What the task asks:
Gather every line below where "title" appears.

Entries with figure data:
>> begin

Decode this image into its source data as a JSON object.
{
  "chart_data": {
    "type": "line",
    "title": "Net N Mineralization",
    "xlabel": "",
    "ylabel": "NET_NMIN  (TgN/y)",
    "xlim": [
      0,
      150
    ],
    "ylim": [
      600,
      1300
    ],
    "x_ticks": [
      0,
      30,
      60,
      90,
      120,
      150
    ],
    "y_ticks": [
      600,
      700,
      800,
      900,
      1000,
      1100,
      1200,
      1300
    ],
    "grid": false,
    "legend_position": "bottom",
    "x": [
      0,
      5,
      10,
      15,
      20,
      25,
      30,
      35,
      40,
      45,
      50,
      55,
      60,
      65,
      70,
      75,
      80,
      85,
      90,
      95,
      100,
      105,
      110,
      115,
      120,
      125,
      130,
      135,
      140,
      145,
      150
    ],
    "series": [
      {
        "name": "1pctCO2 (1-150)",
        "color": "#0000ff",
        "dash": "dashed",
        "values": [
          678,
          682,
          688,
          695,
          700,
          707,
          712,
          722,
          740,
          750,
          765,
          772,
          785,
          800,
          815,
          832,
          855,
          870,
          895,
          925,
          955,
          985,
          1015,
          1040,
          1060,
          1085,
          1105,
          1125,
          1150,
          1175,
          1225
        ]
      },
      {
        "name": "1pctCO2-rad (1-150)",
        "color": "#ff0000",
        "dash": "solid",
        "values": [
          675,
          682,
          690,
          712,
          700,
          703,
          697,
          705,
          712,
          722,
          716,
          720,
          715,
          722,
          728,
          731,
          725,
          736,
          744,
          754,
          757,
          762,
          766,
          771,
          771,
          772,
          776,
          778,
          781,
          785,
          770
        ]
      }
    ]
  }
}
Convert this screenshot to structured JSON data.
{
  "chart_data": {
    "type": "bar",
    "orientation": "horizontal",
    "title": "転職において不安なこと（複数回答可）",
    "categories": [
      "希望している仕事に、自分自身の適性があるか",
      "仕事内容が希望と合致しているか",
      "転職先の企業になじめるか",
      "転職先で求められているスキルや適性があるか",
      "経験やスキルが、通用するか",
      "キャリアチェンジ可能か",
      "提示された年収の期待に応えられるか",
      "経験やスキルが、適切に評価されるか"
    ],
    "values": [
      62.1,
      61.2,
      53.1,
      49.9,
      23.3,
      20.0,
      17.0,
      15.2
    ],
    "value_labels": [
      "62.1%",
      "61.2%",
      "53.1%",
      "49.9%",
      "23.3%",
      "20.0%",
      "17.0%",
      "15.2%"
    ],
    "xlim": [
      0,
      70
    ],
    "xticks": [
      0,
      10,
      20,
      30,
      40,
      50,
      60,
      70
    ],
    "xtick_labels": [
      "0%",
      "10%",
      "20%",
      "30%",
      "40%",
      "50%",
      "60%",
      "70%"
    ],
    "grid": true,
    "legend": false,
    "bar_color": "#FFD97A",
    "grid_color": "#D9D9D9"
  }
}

>> end

Correct output:
    "title": "Net N Mineralization",
    "title": "転職において不安なこと（複数回答可）",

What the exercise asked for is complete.